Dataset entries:

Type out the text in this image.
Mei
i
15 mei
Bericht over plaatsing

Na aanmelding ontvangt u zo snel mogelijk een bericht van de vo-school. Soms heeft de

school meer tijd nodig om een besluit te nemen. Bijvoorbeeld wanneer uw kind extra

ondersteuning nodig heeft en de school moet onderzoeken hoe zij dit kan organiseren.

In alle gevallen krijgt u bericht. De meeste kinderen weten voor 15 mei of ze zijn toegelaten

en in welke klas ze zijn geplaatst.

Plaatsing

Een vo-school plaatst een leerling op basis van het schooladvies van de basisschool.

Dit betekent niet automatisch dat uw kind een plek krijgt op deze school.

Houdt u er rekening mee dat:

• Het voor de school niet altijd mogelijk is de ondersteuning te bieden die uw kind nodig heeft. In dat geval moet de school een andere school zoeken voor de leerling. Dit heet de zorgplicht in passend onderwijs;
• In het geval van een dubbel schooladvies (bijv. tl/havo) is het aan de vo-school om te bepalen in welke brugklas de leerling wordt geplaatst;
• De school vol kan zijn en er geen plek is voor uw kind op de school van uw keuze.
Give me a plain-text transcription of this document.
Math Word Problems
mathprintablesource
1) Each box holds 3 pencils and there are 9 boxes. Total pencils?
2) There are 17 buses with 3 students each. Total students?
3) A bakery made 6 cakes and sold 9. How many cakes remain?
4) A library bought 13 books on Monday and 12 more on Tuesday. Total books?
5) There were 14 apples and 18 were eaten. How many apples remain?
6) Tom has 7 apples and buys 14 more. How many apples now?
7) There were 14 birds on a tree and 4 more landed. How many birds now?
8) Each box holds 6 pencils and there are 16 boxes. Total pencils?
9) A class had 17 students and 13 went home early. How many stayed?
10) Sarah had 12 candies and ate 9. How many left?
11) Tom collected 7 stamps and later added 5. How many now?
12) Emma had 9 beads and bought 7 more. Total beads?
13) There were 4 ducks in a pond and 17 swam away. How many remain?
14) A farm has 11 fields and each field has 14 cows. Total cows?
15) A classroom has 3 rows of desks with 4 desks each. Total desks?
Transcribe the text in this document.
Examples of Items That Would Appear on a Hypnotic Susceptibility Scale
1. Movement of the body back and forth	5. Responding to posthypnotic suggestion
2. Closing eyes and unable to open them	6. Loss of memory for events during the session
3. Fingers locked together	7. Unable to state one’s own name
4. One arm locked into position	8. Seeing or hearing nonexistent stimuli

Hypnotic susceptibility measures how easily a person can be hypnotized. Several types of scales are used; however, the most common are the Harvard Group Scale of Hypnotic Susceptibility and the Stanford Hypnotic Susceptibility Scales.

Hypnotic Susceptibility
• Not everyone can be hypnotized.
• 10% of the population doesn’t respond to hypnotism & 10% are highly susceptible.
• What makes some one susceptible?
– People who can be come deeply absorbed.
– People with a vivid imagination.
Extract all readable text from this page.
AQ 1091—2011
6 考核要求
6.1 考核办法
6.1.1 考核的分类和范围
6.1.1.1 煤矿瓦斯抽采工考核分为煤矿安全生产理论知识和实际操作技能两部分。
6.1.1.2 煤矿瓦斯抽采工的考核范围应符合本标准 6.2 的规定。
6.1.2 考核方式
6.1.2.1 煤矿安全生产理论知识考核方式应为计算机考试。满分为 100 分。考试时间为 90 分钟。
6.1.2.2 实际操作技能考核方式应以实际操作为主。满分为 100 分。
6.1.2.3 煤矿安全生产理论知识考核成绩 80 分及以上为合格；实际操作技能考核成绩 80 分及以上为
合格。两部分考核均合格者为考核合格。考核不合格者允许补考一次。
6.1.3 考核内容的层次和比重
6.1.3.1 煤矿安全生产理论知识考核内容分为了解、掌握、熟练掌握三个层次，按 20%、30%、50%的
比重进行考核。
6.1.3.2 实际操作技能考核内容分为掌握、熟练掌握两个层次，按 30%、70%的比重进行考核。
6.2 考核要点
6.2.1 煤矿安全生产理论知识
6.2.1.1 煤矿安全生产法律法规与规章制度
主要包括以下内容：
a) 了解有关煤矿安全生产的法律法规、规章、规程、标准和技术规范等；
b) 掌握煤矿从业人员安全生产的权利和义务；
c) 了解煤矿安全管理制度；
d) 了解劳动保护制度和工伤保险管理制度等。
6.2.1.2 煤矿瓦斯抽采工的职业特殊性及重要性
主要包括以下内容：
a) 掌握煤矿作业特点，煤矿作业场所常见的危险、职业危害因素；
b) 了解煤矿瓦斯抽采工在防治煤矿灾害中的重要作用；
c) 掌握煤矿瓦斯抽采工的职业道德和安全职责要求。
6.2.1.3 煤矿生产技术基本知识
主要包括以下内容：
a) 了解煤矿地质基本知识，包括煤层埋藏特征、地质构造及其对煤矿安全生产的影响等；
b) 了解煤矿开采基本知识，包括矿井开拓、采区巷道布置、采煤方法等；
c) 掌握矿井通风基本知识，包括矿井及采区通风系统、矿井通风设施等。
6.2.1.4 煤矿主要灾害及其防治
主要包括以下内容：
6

— Directions —
The answer is the number of lines in the preceding material that hold "locked"; write that number and nothing else.

— Written solution —
2